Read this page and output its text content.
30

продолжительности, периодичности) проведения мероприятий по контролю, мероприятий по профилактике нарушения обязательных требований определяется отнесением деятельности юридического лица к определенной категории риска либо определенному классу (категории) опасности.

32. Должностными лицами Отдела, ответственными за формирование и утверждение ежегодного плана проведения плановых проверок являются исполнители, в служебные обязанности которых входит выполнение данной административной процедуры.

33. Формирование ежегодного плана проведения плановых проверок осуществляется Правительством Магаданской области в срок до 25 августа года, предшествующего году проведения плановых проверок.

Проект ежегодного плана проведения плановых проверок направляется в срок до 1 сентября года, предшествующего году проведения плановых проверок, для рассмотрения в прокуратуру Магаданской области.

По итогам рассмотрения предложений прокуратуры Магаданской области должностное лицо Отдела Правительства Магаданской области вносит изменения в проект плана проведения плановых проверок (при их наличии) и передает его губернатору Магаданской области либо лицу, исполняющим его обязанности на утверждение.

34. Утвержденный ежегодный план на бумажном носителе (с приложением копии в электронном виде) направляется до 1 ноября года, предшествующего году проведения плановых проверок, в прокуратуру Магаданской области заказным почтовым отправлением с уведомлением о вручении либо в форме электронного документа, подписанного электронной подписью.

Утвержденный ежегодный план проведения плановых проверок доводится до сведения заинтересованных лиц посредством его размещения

==

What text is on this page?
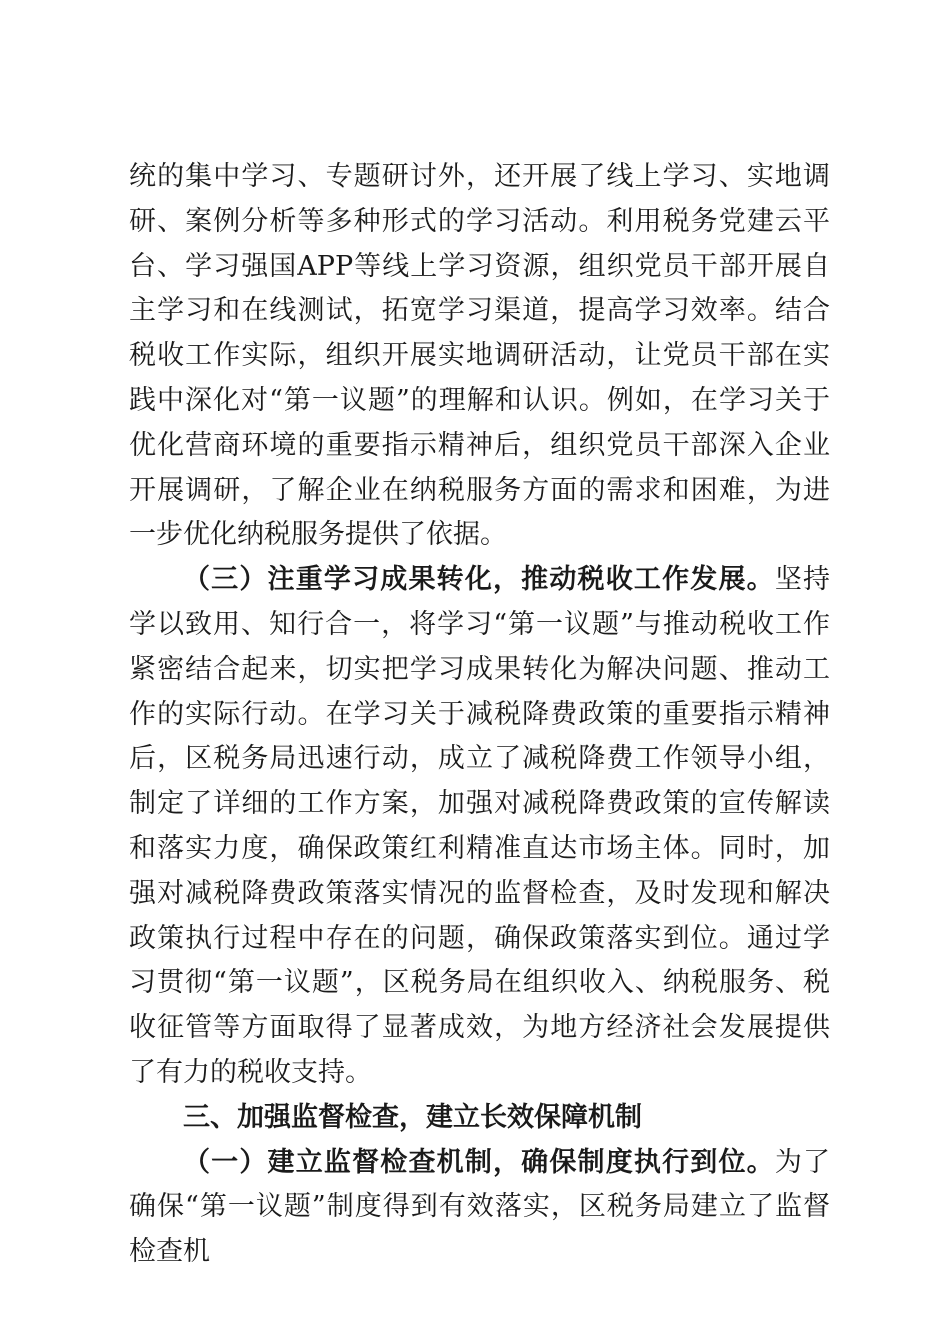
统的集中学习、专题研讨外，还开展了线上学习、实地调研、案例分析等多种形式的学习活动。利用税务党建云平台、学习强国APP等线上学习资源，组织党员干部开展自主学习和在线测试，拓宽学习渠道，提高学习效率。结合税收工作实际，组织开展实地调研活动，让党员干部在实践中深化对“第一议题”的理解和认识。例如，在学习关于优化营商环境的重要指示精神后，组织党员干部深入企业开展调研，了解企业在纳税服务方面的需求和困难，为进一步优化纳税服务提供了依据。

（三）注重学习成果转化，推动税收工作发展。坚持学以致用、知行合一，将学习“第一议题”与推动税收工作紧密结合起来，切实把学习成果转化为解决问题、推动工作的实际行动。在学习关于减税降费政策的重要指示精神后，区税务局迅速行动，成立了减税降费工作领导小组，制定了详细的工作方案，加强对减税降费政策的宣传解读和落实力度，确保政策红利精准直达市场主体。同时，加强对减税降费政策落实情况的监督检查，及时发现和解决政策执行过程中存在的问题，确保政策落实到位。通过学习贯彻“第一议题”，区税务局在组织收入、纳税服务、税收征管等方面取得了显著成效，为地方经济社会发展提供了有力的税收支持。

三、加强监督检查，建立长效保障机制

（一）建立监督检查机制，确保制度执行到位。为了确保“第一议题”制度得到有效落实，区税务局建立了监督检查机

◆ **GIVEN REQUEST**: Pull out all lines containing the word "году" from the entries above.

◆ **REPLY**:
33. Формирование ежегодного плана проведения плановых проверок осуществляется Правительством Магаданской области в срок до 25 августа года, предшествующего году проведения плановых проверок.
Проект ежегодного плана проведения плановых проверок направляется в срок до 1 сентября года, предшествующего году проведения плановых проверок, для рассмотрения в прокуратуру Магаданской области.
34. Утвержденный ежегодный план на бумажном носителе (с приложением копии в электронном виде) направляется до 1 ноября года, предшествующего году проведения плановых проверок, в прокуратуру Магаданской области заказным почтовым отправлением с уведомлением о вручении либо в форме электронного документа, подписанного электронной подписью.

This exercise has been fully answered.